<<<<
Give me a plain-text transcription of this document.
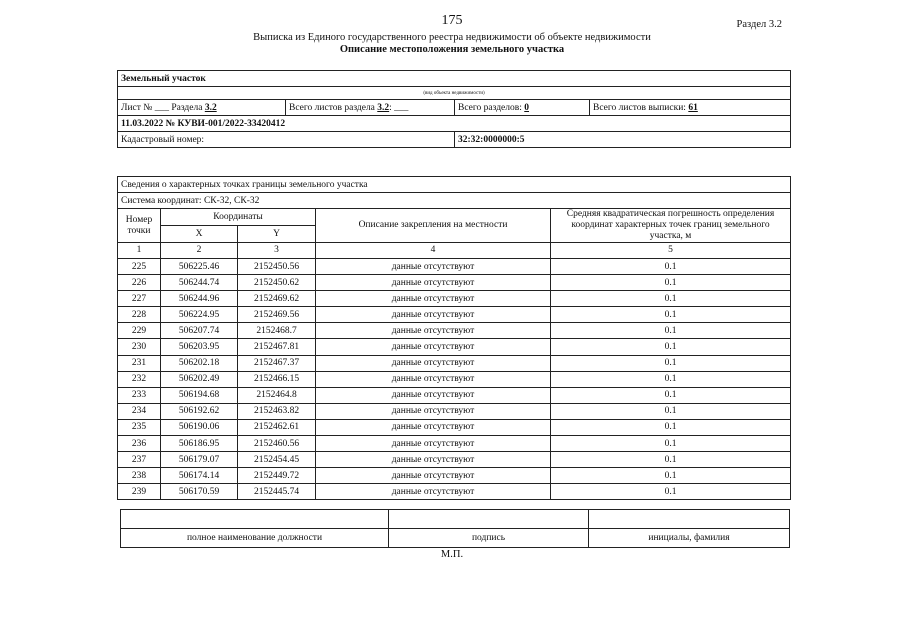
175	Раздел 3.2
Выписка из Единого государственного реестра недвижимости об объекте недвижимости
Описание местоположения земельного участка
Земельный участок			
(вид объекта недвижимости)			
Лист № ___ Раздела 3.2	Всего листов раздела 3.2: ___	Всего разделов: 0	Всего листов выписки: 61
11.03.2022 № КУВИ-001/2022-33420412			
Кадастровый номер:		32:32:0000000:5	
Сведения о характерных точках границы земельного участка				
Система координат: СК-32, СК-32				
Номер точки	Координаты		Описание закрепления на местности	Средняя квадратическая погрешность определения координат характерных точек границ земельного участка, м
	X	Y		
1	2	3	4	5
225	506225.46	2152450.56	данные отсутствуют	0.1
226	506244.74	2152450.62	данные отсутствуют	0.1
227	506244.96	2152469.62	данные отсутствуют	0.1
228	506224.95	2152469.56	данные отсутствуют	0.1
229	506207.74	2152468.7	данные отсутствуют	0.1
230	506203.95	2152467.81	данные отсутствуют	0.1
231	506202.18	2152467.37	данные отсутствуют	0.1
232	506202.49	2152466.15	данные отсутствуют	0.1
233	506194.68	2152464.8	данные отсутствуют	0.1
234	506192.62	2152463.82	данные отсутствуют	0.1
235	506190.06	2152462.61	данные отсутствуют	0.1
236	506186.95	2152460.56	данные отсутствуют	0.1
237	506179.07	2152454.45	данные отсутствуют	0.1
238	506174.14	2152449.72	данные отсутствуют	0.1
239	506170.59	2152445.74	данные отсутствуют	0.1

полное наименование должности	подпись	инициалы, фамилия
М.П.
>>>>
Leave images out of the retyped records; keep all else exact.

Give me a plain-text transcription of this document.
175	Раздел 3.2
Выписка из Единого государственного реестра недвижимости об объекте недвижимости
Описание местоположения земельного участка
Земельный участок			
(вид объекта недвижимости)			
Лист № ___ Раздела 3.2	Всего листов раздела 3.2: ___	Всего разделов: 0	Всего листов выписки: 61
11.03.2022 № КУВИ-001/2022-33420412			
Кадастровый номер:		32:32:0000000:5	
Сведения о характерных точках границы земельного участка				
Система координат: СК-32, СК-32				
Номер точки	Координаты		Описание закрепления на местности	Средняя квадратическая погрешность определения координат характерных точек границ земельного участка, м
	X	Y		
1	2	3	4	5
225	506225.46	2152450.56	данные отсутствуют	0.1
226	506244.74	2152450.62	данные отсутствуют	0.1
227	506244.96	2152469.62	данные отсутствуют	0.1
228	506224.95	2152469.56	данные отсутствуют	0.1
229	506207.74	2152468.7	данные отсутствуют	0.1
230	506203.95	2152467.81	данные отсутствуют	0.1
231	506202.18	2152467.37	данные отсутствуют	0.1
232	506202.49	2152466.15	данные отсутствуют	0.1
233	506194.68	2152464.8	данные отсутствуют	0.1
234	506192.62	2152463.82	данные отсутствуют	0.1
235	506190.06	2152462.61	данные отсутствуют	0.1
236	506186.95	2152460.56	данные отсутствуют	0.1
237	506179.07	2152454.45	данные отсутствуют	0.1
238	506174.14	2152449.72	данные отсутствуют	0.1
239	506170.59	2152445.74	данные отсутствуют	0.1

полное наименование должности	подпись	инициалы, фамилия
М.П.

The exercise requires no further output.